### Aim of the task
Give every line from the entries that contains "document".

Items from a data source:
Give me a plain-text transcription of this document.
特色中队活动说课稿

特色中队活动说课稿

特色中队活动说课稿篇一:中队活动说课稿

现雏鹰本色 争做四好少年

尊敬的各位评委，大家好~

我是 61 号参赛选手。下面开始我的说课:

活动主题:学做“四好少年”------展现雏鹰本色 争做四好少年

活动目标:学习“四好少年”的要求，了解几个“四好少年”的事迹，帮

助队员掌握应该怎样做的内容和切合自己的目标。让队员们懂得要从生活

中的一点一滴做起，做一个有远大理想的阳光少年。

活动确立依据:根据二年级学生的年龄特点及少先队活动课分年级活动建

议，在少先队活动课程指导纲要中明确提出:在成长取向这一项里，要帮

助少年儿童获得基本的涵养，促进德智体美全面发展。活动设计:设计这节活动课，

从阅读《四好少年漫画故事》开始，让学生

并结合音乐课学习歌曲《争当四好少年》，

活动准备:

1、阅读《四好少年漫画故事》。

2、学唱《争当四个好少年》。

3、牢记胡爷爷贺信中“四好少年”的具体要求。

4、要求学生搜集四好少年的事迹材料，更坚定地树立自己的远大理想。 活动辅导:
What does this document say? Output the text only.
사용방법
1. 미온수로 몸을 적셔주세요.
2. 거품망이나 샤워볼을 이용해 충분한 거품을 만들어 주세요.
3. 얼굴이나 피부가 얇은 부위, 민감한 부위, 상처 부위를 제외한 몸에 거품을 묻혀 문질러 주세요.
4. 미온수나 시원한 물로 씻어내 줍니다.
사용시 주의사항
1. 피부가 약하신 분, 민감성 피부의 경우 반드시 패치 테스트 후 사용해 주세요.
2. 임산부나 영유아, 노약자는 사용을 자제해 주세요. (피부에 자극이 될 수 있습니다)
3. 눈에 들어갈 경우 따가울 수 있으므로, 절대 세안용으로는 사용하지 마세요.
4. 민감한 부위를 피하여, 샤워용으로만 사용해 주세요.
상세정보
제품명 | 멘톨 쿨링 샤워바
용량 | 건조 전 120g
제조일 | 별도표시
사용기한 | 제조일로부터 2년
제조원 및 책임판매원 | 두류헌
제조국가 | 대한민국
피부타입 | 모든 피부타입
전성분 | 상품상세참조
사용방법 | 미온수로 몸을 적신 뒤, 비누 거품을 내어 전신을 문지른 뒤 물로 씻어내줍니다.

### Solution to the exercise
Give me a plain-text transcription of this document.
What does this document say? Output the text only.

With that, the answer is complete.